Data entries:
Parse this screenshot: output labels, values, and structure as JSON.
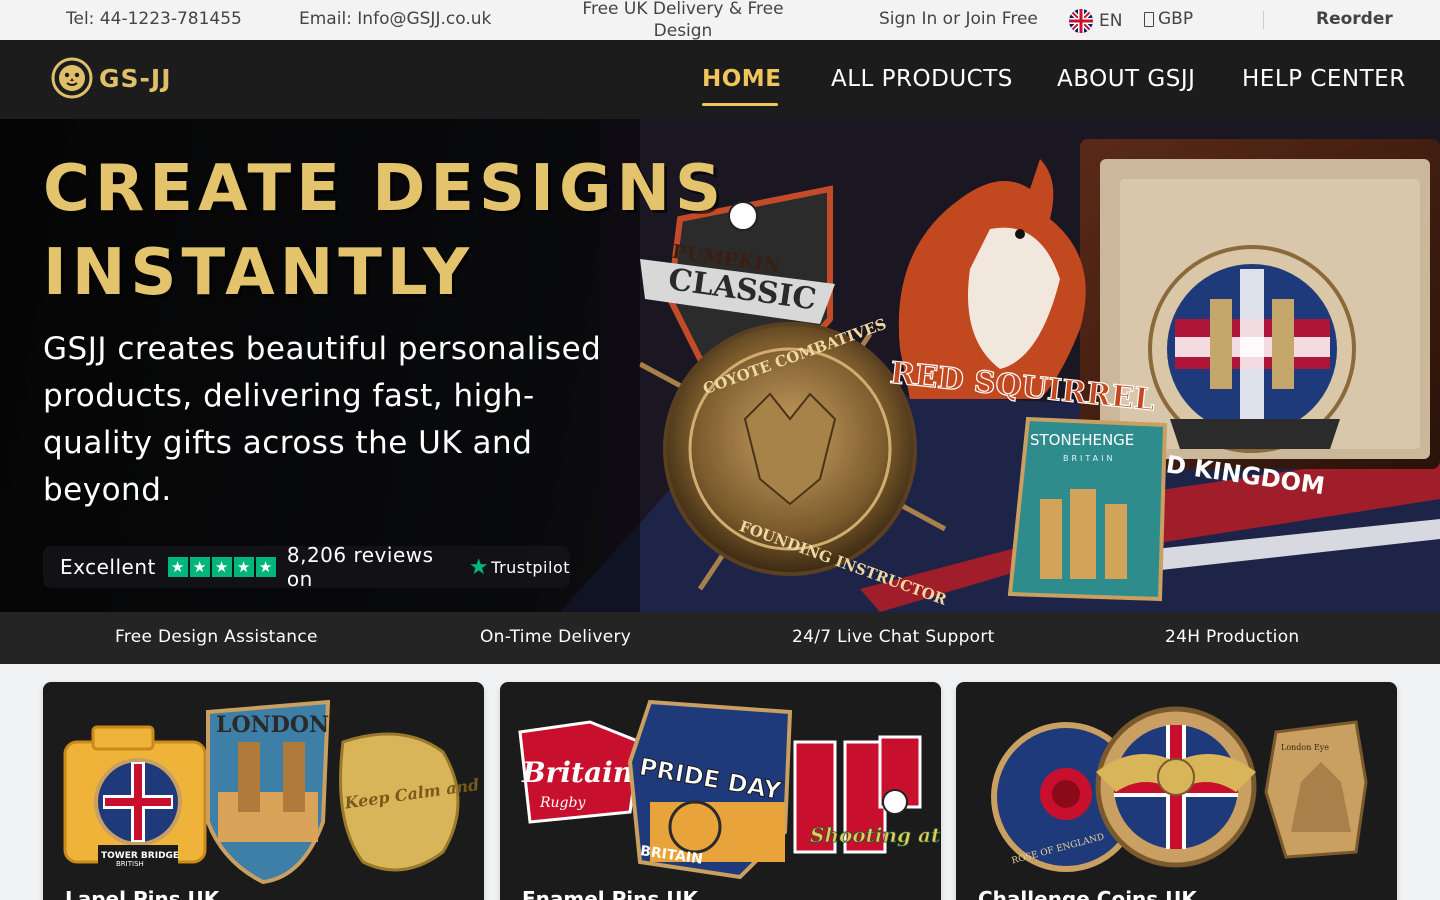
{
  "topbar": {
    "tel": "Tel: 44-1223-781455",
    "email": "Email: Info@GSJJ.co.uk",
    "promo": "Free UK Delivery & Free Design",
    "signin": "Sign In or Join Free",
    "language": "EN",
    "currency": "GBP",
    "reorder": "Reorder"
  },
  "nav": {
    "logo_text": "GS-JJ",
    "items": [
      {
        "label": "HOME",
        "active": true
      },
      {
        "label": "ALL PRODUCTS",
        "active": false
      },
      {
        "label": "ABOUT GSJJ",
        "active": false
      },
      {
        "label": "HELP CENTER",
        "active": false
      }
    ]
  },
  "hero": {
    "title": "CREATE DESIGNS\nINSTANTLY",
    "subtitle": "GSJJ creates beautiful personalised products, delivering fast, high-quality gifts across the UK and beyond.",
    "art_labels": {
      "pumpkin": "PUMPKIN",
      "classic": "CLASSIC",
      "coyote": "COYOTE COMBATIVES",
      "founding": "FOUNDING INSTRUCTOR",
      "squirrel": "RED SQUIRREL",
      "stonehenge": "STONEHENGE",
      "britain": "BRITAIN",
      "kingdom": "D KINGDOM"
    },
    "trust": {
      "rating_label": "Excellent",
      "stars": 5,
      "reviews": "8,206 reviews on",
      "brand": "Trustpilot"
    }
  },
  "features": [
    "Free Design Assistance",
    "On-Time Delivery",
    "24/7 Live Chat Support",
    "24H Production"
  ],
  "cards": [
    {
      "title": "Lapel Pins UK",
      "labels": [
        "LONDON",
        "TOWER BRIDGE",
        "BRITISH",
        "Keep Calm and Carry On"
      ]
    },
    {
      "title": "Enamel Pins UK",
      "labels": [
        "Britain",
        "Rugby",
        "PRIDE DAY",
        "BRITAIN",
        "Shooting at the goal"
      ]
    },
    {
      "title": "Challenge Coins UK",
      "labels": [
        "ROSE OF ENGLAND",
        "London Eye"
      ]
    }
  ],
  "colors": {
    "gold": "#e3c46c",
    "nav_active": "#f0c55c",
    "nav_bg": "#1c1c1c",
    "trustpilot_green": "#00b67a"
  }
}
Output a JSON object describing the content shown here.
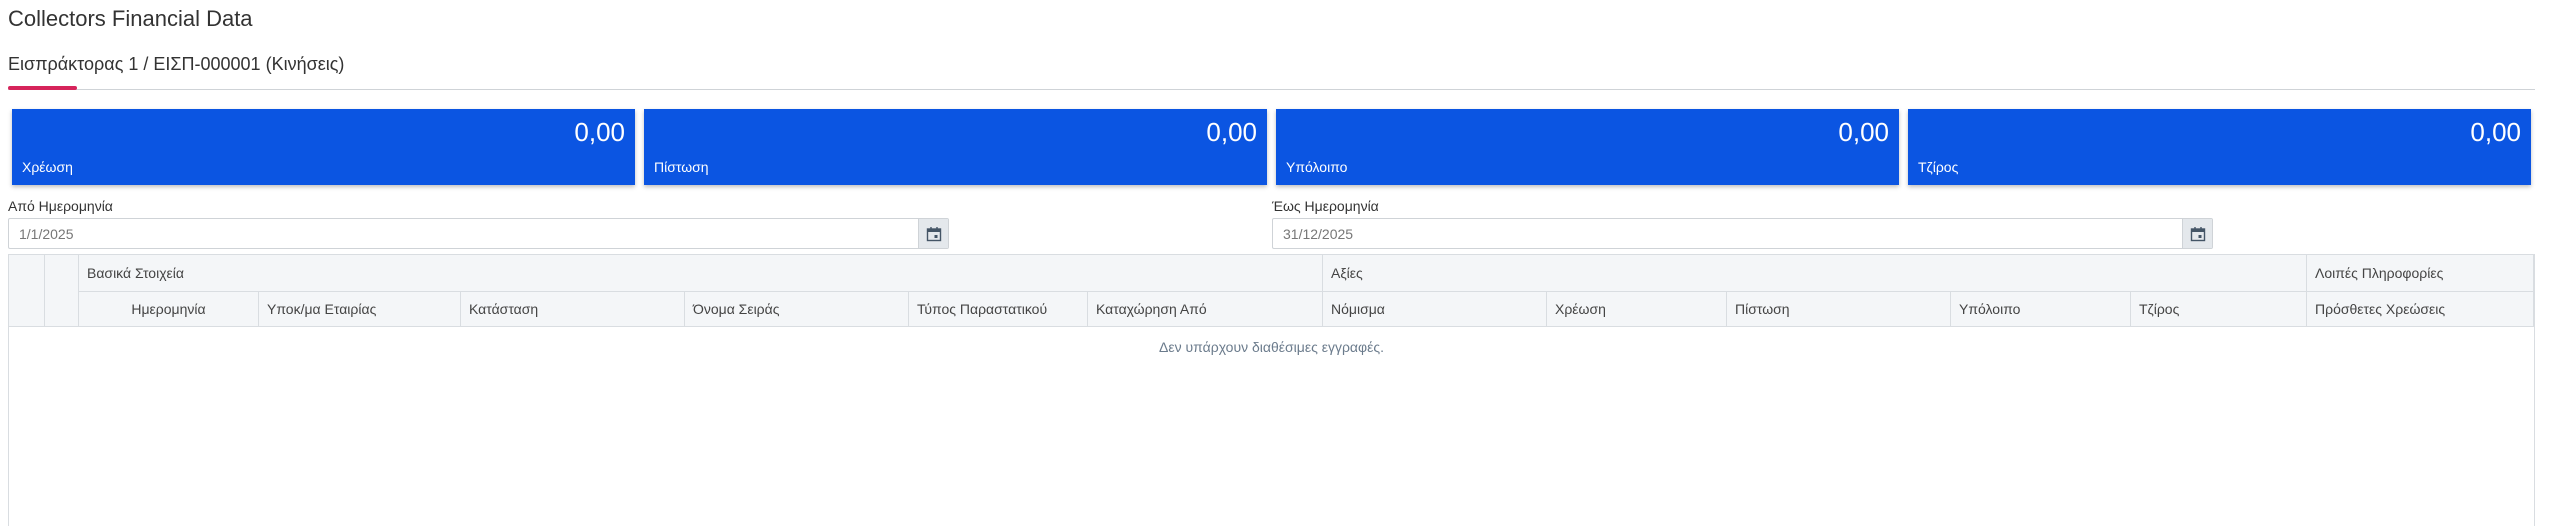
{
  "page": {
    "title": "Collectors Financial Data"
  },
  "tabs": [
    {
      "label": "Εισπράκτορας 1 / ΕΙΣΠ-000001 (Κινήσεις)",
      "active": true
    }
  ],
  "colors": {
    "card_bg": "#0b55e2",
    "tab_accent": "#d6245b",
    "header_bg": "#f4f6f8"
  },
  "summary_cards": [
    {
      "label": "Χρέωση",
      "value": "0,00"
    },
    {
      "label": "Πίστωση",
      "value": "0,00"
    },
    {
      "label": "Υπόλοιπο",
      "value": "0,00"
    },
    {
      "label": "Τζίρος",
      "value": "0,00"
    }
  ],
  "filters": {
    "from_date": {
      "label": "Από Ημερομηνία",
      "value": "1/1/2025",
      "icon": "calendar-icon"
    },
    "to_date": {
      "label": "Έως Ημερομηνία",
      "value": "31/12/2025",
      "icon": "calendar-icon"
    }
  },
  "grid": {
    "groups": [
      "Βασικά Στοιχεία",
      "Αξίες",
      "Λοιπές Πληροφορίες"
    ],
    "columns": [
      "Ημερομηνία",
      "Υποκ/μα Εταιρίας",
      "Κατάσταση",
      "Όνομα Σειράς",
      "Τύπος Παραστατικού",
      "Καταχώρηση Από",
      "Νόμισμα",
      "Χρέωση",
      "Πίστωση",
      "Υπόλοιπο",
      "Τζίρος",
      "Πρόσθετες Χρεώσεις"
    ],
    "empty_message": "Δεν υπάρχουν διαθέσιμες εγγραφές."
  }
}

---

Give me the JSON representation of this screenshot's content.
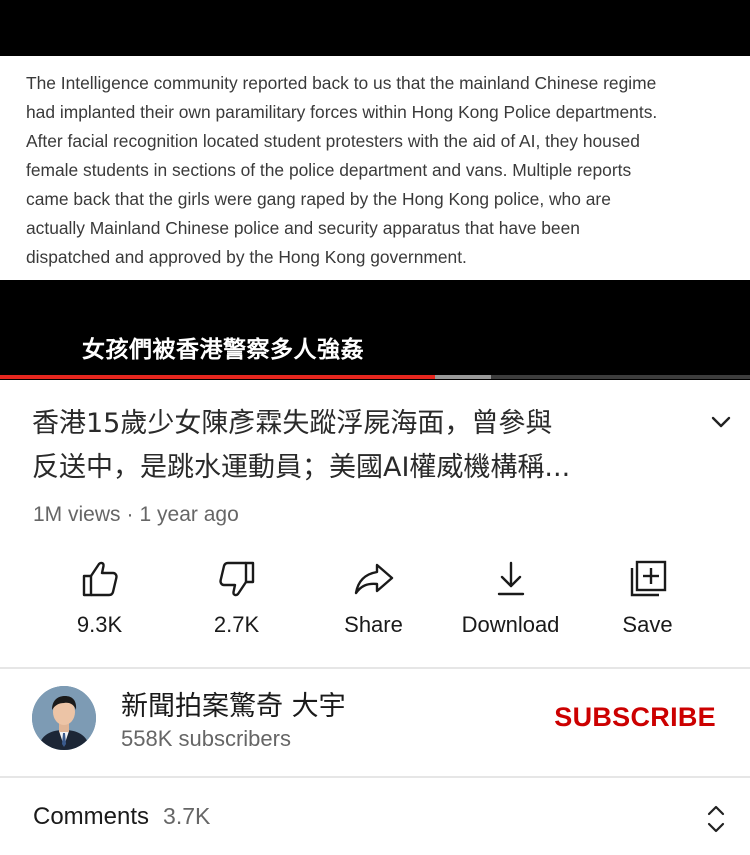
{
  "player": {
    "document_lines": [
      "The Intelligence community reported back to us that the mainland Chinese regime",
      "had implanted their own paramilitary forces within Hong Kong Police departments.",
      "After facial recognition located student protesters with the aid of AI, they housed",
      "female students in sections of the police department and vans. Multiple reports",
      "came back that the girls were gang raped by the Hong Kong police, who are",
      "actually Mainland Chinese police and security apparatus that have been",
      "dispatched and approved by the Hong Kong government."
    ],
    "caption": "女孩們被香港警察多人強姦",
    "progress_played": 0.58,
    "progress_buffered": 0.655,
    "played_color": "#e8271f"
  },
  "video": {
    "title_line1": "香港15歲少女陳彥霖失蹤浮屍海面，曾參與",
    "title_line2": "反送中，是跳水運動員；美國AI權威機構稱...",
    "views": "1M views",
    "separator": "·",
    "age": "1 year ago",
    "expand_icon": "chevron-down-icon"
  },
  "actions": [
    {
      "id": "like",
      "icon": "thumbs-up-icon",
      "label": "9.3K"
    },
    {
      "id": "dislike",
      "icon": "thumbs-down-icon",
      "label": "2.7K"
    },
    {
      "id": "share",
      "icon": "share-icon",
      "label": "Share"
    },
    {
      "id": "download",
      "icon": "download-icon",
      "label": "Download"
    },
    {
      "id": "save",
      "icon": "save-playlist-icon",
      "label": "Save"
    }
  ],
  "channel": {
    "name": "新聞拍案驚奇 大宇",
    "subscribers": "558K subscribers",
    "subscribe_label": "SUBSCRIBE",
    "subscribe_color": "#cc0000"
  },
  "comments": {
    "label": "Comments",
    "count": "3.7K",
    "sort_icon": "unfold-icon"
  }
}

--

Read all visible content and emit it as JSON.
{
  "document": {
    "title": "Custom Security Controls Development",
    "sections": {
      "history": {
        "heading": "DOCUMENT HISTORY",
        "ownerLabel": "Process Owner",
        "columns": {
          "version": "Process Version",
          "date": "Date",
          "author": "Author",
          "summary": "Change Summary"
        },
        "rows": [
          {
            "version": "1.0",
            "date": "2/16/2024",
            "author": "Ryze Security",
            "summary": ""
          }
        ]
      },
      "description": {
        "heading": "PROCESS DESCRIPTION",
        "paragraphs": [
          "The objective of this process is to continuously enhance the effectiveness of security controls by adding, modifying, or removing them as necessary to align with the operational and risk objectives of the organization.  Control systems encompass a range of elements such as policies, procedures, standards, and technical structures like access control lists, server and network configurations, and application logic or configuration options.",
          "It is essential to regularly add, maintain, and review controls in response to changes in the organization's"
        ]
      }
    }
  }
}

### What the task requires
Each line above that holds the string "JSON" should be copied and shown.

### Exercise answer
Parse this screenshot: output labels, values, and structure as JSON.
Output a JSON object describing the content shown here.
Give me the JSON representation of this screenshot's content.
Read all visible content and emit it as JSON.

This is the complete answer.